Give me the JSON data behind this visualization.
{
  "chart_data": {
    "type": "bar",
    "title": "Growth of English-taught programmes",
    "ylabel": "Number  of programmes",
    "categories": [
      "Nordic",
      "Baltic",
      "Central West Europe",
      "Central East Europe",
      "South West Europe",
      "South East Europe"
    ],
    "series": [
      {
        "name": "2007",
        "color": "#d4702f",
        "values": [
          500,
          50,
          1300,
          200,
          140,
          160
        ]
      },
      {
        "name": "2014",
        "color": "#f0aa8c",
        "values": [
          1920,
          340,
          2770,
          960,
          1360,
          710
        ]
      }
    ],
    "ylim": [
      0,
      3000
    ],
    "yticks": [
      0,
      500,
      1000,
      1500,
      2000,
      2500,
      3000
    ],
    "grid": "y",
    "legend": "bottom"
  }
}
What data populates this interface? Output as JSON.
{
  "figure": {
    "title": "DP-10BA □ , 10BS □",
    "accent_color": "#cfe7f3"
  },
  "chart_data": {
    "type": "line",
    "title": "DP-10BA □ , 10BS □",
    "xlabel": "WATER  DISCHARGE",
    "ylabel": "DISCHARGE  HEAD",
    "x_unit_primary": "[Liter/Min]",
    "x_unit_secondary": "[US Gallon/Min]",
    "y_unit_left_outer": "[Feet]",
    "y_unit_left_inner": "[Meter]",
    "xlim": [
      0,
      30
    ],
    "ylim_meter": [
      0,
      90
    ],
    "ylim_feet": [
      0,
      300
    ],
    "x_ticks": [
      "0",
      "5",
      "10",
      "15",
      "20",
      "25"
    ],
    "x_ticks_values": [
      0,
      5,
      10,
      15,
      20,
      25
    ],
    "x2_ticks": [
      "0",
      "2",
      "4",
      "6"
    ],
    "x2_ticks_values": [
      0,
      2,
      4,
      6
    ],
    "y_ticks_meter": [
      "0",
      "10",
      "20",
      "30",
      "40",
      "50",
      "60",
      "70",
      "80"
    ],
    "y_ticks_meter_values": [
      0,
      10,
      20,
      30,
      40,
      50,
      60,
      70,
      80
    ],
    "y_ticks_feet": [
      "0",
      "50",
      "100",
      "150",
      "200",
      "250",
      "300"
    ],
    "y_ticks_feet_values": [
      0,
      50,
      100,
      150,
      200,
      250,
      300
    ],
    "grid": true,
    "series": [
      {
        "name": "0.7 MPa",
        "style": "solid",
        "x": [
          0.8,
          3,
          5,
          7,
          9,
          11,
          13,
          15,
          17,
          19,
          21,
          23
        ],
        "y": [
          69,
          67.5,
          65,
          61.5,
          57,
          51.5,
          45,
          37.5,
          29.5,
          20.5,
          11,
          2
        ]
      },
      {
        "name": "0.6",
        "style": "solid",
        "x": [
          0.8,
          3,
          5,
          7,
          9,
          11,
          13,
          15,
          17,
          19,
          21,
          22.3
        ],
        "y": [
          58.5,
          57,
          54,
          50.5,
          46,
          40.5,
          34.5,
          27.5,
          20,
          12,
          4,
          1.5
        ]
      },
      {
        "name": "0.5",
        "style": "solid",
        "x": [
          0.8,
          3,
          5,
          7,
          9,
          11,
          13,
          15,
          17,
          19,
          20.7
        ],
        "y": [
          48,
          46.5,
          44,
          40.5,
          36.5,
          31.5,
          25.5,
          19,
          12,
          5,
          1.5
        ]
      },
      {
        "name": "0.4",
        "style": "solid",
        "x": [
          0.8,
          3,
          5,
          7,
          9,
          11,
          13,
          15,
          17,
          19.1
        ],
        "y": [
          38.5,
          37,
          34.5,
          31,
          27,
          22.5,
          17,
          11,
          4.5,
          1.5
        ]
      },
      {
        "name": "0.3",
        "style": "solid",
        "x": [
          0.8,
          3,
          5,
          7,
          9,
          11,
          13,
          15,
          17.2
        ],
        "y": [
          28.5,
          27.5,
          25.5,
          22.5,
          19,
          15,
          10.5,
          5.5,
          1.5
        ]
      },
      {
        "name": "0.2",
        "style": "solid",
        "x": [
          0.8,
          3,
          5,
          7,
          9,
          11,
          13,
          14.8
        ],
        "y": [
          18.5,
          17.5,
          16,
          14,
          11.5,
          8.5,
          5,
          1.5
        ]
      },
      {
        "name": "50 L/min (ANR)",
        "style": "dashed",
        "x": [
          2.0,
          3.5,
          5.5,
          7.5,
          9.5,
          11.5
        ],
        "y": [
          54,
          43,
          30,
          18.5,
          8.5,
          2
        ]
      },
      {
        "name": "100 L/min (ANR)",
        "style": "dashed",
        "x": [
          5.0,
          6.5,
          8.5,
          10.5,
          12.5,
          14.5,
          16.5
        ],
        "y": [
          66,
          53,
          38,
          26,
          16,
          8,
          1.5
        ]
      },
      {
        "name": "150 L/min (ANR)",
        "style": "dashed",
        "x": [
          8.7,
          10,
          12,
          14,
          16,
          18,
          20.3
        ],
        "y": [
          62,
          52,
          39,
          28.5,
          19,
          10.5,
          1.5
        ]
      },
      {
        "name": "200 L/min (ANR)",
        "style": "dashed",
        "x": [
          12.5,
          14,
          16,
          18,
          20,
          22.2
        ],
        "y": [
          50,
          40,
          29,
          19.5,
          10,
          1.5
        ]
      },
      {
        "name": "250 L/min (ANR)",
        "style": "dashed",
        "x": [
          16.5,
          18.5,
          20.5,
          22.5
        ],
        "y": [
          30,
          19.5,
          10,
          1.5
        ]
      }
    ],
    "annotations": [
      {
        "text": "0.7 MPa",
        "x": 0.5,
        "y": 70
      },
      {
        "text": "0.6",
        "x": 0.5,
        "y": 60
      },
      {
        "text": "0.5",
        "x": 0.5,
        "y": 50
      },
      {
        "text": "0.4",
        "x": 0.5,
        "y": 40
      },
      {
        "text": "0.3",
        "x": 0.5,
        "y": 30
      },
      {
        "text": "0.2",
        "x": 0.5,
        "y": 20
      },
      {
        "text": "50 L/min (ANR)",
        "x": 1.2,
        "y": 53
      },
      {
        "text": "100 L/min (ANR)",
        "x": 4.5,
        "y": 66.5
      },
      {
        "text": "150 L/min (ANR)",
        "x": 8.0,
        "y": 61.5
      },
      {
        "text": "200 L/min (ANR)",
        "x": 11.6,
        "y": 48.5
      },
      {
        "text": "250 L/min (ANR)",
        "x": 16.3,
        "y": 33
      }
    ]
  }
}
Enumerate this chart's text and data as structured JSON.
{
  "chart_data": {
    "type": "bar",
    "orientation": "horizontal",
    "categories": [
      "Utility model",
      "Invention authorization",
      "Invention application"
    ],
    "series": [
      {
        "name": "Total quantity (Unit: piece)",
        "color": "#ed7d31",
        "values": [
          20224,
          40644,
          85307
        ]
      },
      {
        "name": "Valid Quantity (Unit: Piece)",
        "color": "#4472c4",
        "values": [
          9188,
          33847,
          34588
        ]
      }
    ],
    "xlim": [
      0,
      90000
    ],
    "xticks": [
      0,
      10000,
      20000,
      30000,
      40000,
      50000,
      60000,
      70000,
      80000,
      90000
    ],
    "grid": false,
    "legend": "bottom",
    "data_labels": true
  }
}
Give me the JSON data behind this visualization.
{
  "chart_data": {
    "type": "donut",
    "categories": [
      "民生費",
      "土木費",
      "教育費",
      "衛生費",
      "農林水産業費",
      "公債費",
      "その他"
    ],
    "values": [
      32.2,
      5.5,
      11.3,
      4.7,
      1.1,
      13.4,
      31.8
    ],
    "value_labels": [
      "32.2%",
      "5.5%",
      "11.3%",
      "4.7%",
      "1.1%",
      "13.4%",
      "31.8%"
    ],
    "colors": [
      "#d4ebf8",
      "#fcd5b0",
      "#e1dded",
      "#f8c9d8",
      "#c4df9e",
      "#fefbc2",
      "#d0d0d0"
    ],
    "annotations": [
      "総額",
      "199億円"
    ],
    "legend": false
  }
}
::::
The request :: Extract from the data every line where "Central" shows up.

Answer to the problem ::
      "Central West Europe",
      "Central East Europe",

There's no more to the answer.